Saved entries:
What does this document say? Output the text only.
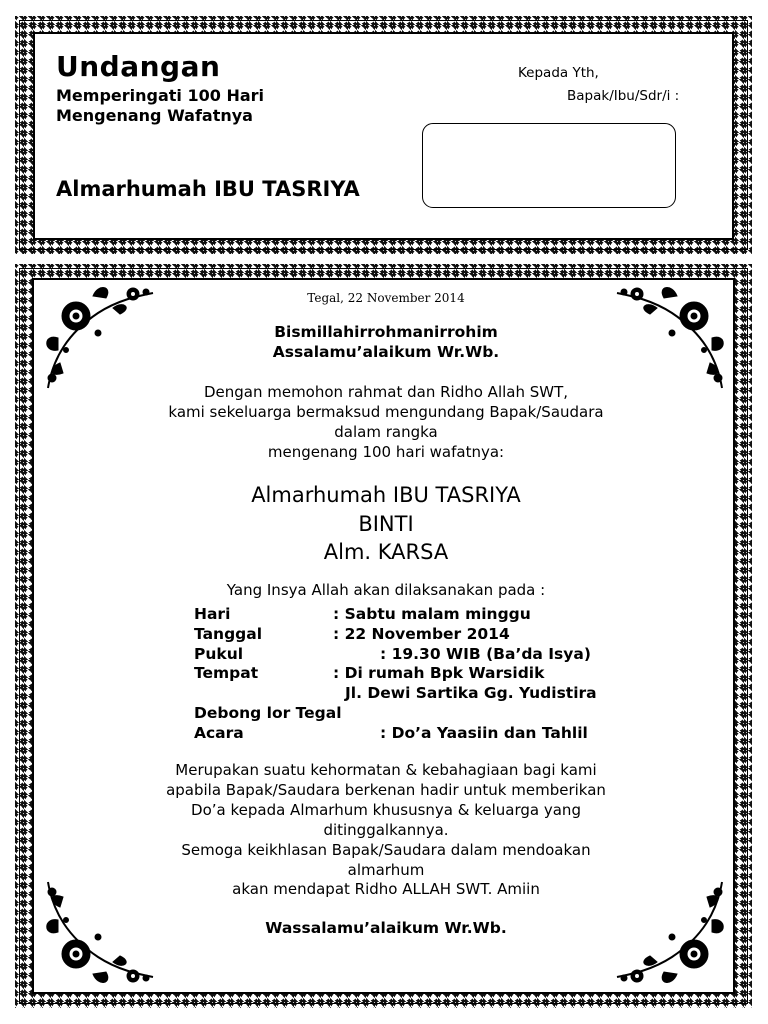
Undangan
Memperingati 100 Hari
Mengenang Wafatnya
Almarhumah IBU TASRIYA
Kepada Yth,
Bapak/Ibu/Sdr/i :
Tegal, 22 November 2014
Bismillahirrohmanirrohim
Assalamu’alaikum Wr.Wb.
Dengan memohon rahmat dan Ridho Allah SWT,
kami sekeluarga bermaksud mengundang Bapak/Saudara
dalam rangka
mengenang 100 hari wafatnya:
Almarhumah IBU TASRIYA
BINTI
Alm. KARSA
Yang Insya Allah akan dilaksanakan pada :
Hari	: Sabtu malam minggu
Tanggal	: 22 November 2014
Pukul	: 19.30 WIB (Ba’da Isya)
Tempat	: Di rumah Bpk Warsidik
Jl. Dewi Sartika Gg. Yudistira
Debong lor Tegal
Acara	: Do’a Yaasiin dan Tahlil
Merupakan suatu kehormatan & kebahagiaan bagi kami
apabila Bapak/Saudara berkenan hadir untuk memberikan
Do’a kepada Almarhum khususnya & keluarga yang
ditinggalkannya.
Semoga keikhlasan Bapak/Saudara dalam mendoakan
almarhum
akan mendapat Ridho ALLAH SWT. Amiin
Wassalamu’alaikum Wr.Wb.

---

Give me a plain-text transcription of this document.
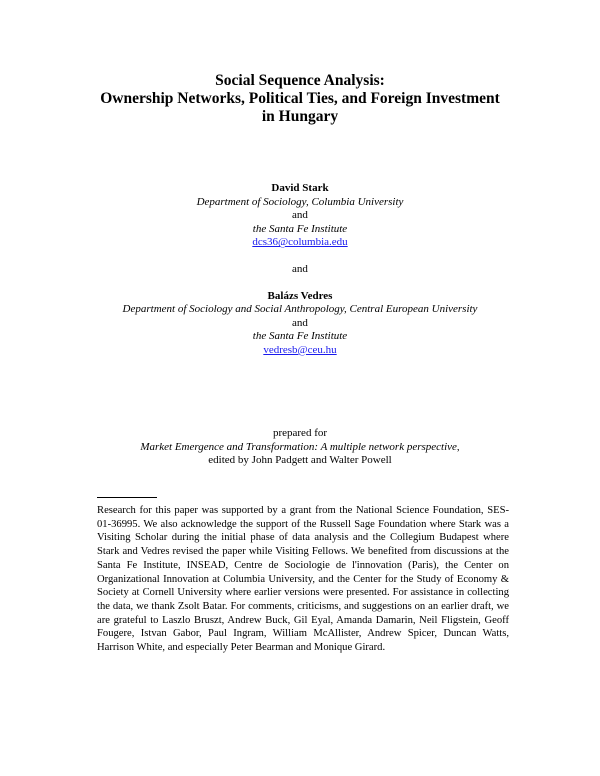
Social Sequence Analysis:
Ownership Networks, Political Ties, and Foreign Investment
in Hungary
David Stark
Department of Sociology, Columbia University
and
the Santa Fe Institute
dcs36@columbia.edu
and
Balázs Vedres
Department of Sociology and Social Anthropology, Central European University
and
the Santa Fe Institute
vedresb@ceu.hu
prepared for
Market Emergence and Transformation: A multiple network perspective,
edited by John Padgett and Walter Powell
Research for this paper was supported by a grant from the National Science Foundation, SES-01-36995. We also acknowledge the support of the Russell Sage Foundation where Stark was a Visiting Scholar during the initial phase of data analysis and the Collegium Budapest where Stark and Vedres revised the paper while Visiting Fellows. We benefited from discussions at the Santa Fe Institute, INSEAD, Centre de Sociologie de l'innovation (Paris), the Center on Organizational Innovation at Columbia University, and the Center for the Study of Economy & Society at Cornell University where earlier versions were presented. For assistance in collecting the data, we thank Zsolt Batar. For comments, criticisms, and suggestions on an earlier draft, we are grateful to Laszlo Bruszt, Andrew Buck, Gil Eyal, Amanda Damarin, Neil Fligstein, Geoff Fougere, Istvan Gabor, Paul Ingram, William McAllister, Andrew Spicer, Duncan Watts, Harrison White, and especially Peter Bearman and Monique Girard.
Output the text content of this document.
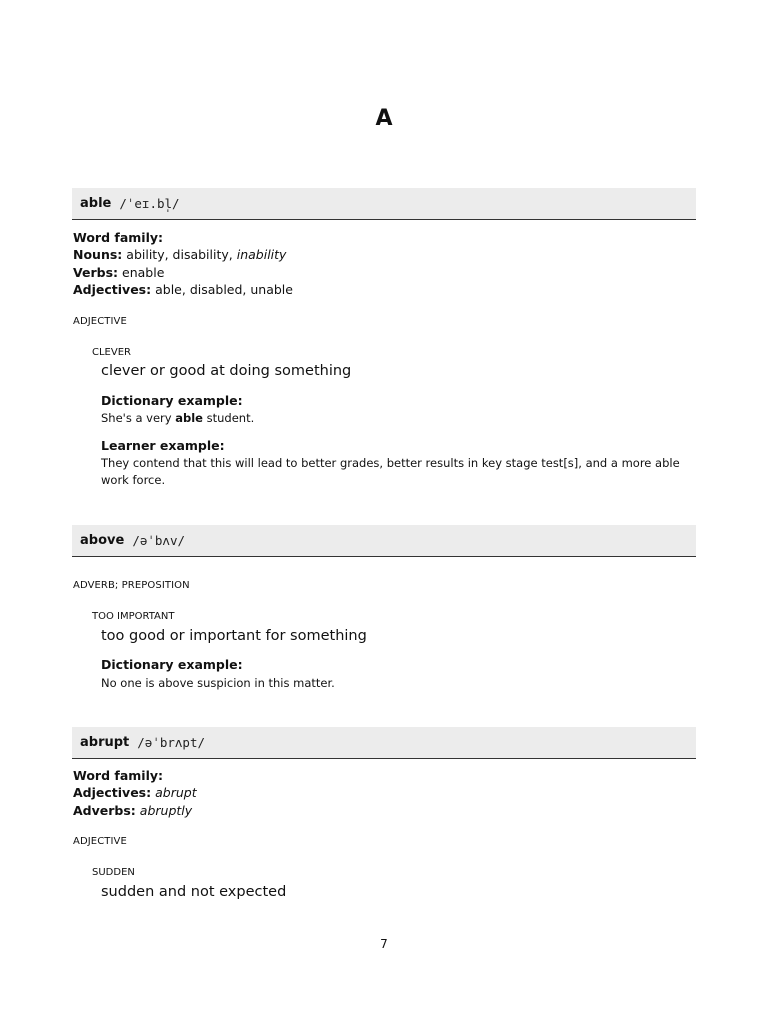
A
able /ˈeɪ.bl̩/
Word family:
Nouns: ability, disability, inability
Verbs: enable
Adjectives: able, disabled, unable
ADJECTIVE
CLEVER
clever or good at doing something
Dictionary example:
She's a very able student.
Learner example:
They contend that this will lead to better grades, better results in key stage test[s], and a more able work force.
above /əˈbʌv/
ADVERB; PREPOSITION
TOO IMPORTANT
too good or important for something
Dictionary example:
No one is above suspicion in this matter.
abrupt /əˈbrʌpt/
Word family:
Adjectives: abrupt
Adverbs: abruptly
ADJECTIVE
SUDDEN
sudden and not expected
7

--

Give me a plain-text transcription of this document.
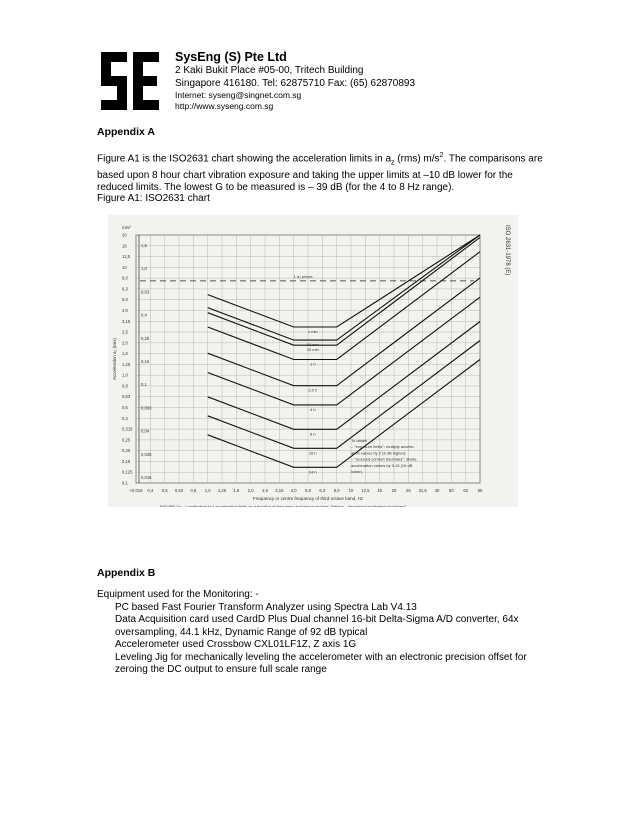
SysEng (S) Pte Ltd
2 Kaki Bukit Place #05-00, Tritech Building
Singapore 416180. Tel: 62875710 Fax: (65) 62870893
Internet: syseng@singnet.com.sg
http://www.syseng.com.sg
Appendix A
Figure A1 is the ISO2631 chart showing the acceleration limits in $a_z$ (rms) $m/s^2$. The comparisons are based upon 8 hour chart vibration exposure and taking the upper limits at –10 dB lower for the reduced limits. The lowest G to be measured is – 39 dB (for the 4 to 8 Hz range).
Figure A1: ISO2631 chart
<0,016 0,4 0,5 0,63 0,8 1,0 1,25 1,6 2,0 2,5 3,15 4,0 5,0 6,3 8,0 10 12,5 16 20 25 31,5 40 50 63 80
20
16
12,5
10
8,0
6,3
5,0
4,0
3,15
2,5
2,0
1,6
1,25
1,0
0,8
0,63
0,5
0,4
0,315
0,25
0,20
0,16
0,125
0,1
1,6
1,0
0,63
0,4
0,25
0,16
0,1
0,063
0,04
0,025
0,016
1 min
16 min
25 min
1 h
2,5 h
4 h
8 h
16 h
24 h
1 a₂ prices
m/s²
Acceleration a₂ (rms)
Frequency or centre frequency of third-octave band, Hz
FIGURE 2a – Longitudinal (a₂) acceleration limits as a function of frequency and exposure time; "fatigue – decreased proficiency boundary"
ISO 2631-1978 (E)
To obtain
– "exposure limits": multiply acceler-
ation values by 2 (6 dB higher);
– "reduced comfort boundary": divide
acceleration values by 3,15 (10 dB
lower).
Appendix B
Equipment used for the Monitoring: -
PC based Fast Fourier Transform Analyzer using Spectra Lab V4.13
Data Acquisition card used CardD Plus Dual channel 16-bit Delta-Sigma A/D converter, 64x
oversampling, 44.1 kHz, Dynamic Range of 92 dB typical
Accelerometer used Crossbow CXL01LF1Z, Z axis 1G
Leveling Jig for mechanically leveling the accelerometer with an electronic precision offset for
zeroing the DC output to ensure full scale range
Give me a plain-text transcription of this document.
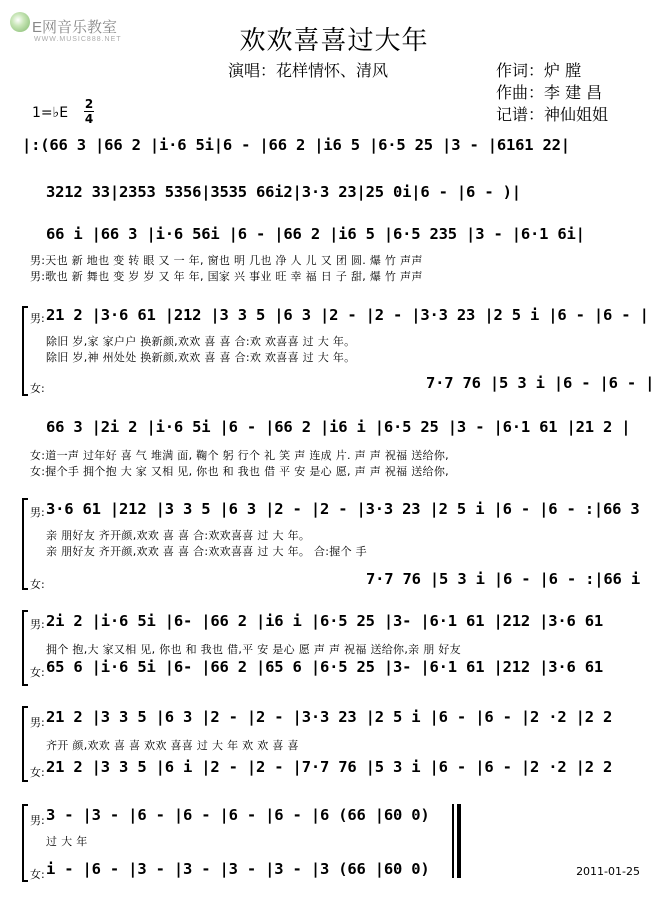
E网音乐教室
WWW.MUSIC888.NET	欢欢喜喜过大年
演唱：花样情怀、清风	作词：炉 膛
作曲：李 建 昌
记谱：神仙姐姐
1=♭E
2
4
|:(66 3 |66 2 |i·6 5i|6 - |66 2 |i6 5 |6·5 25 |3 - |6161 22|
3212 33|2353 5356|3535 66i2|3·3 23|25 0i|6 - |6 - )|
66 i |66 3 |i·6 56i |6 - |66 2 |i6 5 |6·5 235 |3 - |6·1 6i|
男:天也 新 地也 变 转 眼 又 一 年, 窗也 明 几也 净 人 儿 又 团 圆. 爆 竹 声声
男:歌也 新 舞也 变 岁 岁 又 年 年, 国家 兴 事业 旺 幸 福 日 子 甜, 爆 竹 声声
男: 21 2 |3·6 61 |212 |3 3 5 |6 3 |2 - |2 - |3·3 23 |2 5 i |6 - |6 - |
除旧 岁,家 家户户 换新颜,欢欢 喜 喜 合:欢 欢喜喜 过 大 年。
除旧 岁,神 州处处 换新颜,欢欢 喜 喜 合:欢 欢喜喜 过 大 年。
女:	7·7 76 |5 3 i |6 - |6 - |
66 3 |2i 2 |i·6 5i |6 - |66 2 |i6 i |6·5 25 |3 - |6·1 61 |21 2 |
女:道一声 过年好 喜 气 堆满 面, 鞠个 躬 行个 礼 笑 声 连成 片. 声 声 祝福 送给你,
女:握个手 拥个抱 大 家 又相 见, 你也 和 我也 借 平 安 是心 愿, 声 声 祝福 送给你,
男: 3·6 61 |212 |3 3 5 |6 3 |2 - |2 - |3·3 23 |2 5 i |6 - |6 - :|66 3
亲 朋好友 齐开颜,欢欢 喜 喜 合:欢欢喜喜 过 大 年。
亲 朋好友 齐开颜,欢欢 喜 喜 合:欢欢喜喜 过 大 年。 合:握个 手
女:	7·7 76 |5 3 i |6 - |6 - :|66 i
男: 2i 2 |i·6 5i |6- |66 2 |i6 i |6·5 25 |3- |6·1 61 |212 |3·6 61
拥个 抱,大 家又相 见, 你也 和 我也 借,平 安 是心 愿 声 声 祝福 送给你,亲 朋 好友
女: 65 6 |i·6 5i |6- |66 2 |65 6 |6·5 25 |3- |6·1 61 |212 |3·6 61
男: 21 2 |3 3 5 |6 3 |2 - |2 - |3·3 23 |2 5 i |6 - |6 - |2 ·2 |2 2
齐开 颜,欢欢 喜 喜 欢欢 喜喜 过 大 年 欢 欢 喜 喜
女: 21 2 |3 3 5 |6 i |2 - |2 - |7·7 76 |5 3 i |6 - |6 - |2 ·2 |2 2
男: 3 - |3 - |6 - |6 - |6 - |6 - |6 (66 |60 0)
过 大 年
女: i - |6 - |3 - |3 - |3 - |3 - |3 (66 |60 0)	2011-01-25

§ **Instruction**
Track down the lines that include the word "Saudara" and copy them.

§ **Finished answer**
kami sekeluarga bermaksud mengundang Bapak/Saudara
apabila Bapak/Saudara berkenan hadir untuk memberikan
Semoga keikhlasan Bapak/Saudara dalam mendoakan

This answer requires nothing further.